*The task*:
Report, as a bare number, how many lines hold "Mobile".
--*--
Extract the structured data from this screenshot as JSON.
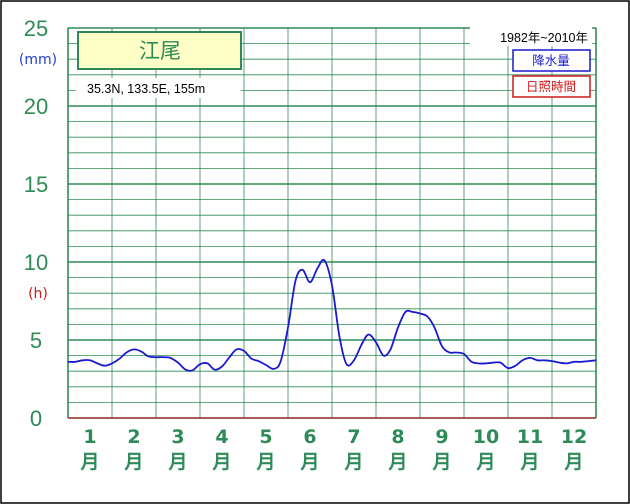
{
  "chart_data": {
    "type": "line",
    "station_name": "江尾",
    "location": "35.3N,  133.5E,  155m",
    "period": "1982年~2010年",
    "legend": [
      "降水量",
      "日照時間"
    ],
    "y_unit_left": "(mm)",
    "y_unit_right": "(h)",
    "y_ticks": [
      "0",
      "5",
      "10",
      "15",
      "20",
      "25"
    ],
    "ylim": [
      0,
      25
    ],
    "x_ticks": [
      {
        "num": "1",
        "unit": "月"
      },
      {
        "num": "2",
        "unit": "月"
      },
      {
        "num": "3",
        "unit": "月"
      },
      {
        "num": "4",
        "unit": "月"
      },
      {
        "num": "5",
        "unit": "月"
      },
      {
        "num": "6",
        "unit": "月"
      },
      {
        "num": "7",
        "unit": "月"
      },
      {
        "num": "8",
        "unit": "月"
      },
      {
        "num": "9",
        "unit": "月"
      },
      {
        "num": "10",
        "unit": "月"
      },
      {
        "num": "11",
        "unit": "月"
      },
      {
        "num": "12",
        "unit": "月"
      }
    ],
    "xlim": [
      0.5,
      12.5
    ],
    "grid": true,
    "series": [
      {
        "name": "降水量",
        "color": "#1a1acd",
        "x": [
          0.5,
          0.67,
          0.83,
          1.0,
          1.17,
          1.33,
          1.5,
          1.67,
          1.83,
          2.0,
          2.17,
          2.33,
          2.5,
          2.67,
          2.83,
          3.0,
          3.17,
          3.33,
          3.5,
          3.67,
          3.83,
          4.0,
          4.17,
          4.33,
          4.5,
          4.67,
          4.83,
          5.0,
          5.17,
          5.33,
          5.5,
          5.67,
          5.83,
          6.0,
          6.17,
          6.33,
          6.5,
          6.67,
          6.83,
          7.0,
          7.17,
          7.33,
          7.5,
          7.67,
          7.83,
          8.0,
          8.17,
          8.33,
          8.5,
          8.67,
          8.83,
          9.0,
          9.17,
          9.33,
          9.5,
          9.67,
          9.83,
          10.0,
          10.17,
          10.33,
          10.5,
          10.67,
          10.83,
          11.0,
          11.17,
          11.33,
          11.5,
          11.67,
          11.83,
          12.0,
          12.17,
          12.33,
          12.5
        ],
        "values": [
          3.6,
          3.6,
          3.7,
          3.7,
          3.5,
          3.35,
          3.5,
          3.8,
          4.2,
          4.4,
          4.25,
          3.95,
          3.9,
          3.9,
          3.85,
          3.55,
          3.1,
          3.05,
          3.45,
          3.5,
          3.1,
          3.3,
          3.9,
          4.4,
          4.3,
          3.8,
          3.65,
          3.4,
          3.15,
          3.6,
          5.8,
          8.8,
          9.5,
          8.7,
          9.6,
          10.1,
          8.5,
          5.2,
          3.45,
          3.7,
          4.7,
          5.35,
          4.85,
          4.0,
          4.4,
          5.8,
          6.8,
          6.8,
          6.7,
          6.5,
          5.8,
          4.6,
          4.2,
          4.2,
          4.1,
          3.6,
          3.5,
          3.5,
          3.55,
          3.55,
          3.2,
          3.35,
          3.7,
          3.85,
          3.7,
          3.7,
          3.65,
          3.55,
          3.5,
          3.6,
          3.6,
          3.65,
          3.7
        ]
      }
    ]
  }
}
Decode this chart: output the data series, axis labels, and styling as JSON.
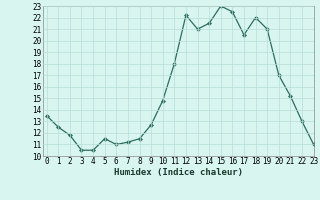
{
  "x": [
    0,
    1,
    2,
    3,
    4,
    5,
    6,
    7,
    8,
    9,
    10,
    11,
    12,
    13,
    14,
    15,
    16,
    17,
    18,
    19,
    20,
    21,
    22,
    23
  ],
  "y": [
    13.5,
    12.5,
    11.8,
    10.5,
    10.5,
    11.5,
    11.0,
    11.2,
    11.5,
    12.7,
    14.8,
    18.0,
    22.2,
    21.0,
    21.5,
    23.0,
    22.5,
    20.5,
    22.0,
    21.0,
    17.0,
    15.2,
    13.0,
    11.0
  ],
  "line_color": "#2d6e5e",
  "marker": "D",
  "marker_size": 2.2,
  "bg_color": "#d8f5f0",
  "grid_color": "#b8ddd8",
  "xlabel": "Humidex (Indice chaleur)",
  "ylim": [
    10,
    23
  ],
  "xlim": [
    -0.3,
    23
  ],
  "yticks": [
    10,
    11,
    12,
    13,
    14,
    15,
    16,
    17,
    18,
    19,
    20,
    21,
    22,
    23
  ],
  "xticks": [
    0,
    1,
    2,
    3,
    4,
    5,
    6,
    7,
    8,
    9,
    10,
    11,
    12,
    13,
    14,
    15,
    16,
    17,
    18,
    19,
    20,
    21,
    22,
    23
  ],
  "xlabel_fontsize": 6.5,
  "tick_fontsize": 5.5
}
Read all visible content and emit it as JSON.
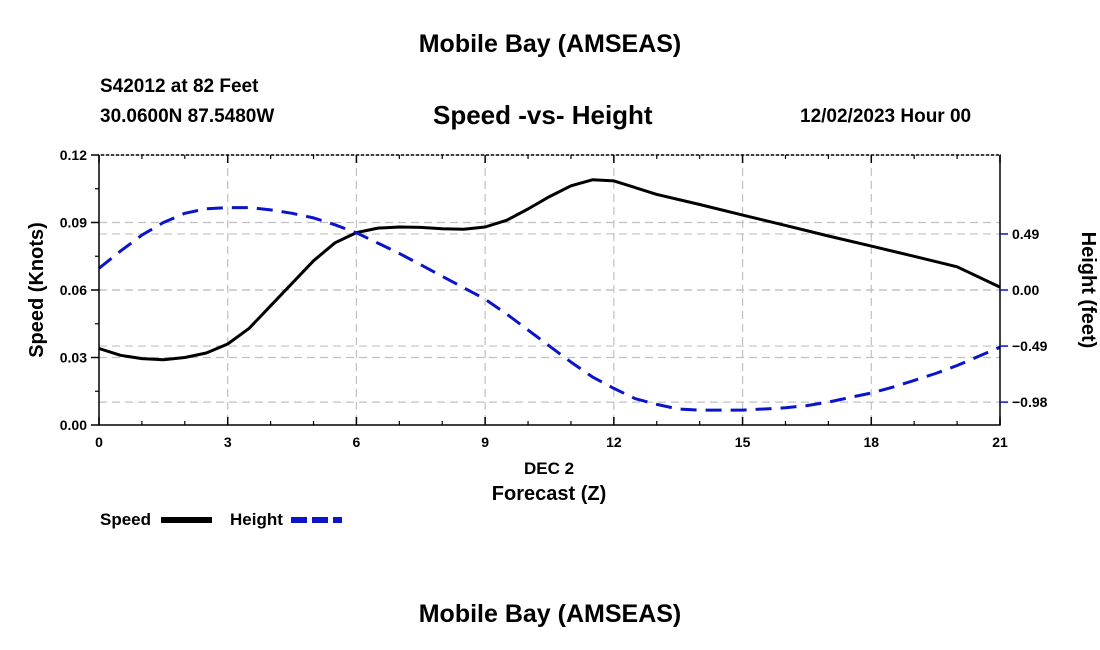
{
  "header": {
    "title": "Mobile Bay (AMSEAS)",
    "station": "S42012 at 82 Feet",
    "coords": "30.0600N  87.5480W",
    "datetime": "12/02/2023 Hour 00"
  },
  "footer": {
    "title": "Mobile Bay (AMSEAS)"
  },
  "legend": {
    "speed_label": "Speed",
    "height_label": "Height"
  },
  "colors": {
    "speed": "#000000",
    "height": "#0a14c8",
    "grid": "#c0c0c0"
  },
  "chart_data": {
    "type": "line",
    "title": "Speed -vs- Height",
    "xlabel": "Forecast (Z)",
    "xlabel_date": "DEC 2",
    "ylabel": "Speed (Knots)",
    "y2label": "Height (feet)",
    "xlim": [
      0,
      21
    ],
    "ylim": [
      0,
      0.12
    ],
    "y2lim": [
      -1.18,
      1.18
    ],
    "x_ticks": [
      0,
      3,
      6,
      9,
      12,
      15,
      18,
      21
    ],
    "x_tick_labels": [
      "0",
      "3",
      "6",
      "9",
      "12",
      "15",
      "18",
      "21"
    ],
    "y_ticks": [
      0.0,
      0.03,
      0.06,
      0.09,
      0.12
    ],
    "y_tick_labels": [
      "0.00",
      "0.03",
      "0.06",
      "0.09",
      "0.12"
    ],
    "y2_ticks": [
      0.49,
      0.0,
      -0.49,
      -0.98
    ],
    "y2_tick_labels": [
      "0.49",
      "0.00",
      "−0.49",
      "−0.98"
    ],
    "grid": true,
    "series": [
      {
        "name": "Speed",
        "axis": "left",
        "style": "solid",
        "x": [
          0,
          0.5,
          1,
          1.5,
          2,
          2.5,
          3,
          3.5,
          4,
          4.5,
          5,
          5.5,
          6,
          6.5,
          7,
          7.5,
          8,
          8.5,
          9,
          9.5,
          10,
          10.5,
          11,
          11.5,
          12,
          13,
          14,
          15,
          16,
          17,
          18,
          19,
          20,
          21
        ],
        "values": [
          0.034,
          0.031,
          0.0295,
          0.029,
          0.03,
          0.032,
          0.036,
          0.043,
          0.053,
          0.063,
          0.073,
          0.081,
          0.0855,
          0.0875,
          0.088,
          0.0878,
          0.0872,
          0.087,
          0.088,
          0.091,
          0.096,
          0.1015,
          0.1063,
          0.109,
          0.1085,
          0.1025,
          0.098,
          0.0933,
          0.0887,
          0.084,
          0.0795,
          0.075,
          0.0703,
          0.0613
        ]
      },
      {
        "name": "Height",
        "axis": "right",
        "style": "dashed",
        "x": [
          0,
          0.5,
          1,
          1.5,
          2,
          2.5,
          3,
          3.5,
          4,
          4.5,
          5,
          5.5,
          6,
          6.5,
          7,
          7.5,
          8,
          8.5,
          9,
          9.5,
          10,
          10.5,
          11,
          11.5,
          12,
          12.5,
          13,
          13.5,
          14,
          14.5,
          15,
          15.5,
          16,
          16.5,
          17,
          17.5,
          18,
          18.5,
          19,
          19.5,
          20,
          20.5,
          21
        ],
        "values": [
          0.19,
          0.34,
          0.48,
          0.59,
          0.67,
          0.71,
          0.72,
          0.72,
          0.7,
          0.67,
          0.63,
          0.57,
          0.5,
          0.41,
          0.32,
          0.22,
          0.12,
          0.02,
          -0.08,
          -0.21,
          -0.35,
          -0.49,
          -0.63,
          -0.76,
          -0.86,
          -0.95,
          -1.0,
          -1.04,
          -1.05,
          -1.05,
          -1.05,
          -1.04,
          -1.03,
          -1.01,
          -0.98,
          -0.94,
          -0.9,
          -0.85,
          -0.79,
          -0.73,
          -0.66,
          -0.58,
          -0.5
        ]
      }
    ]
  }
}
--*--
*Problem solution*:
2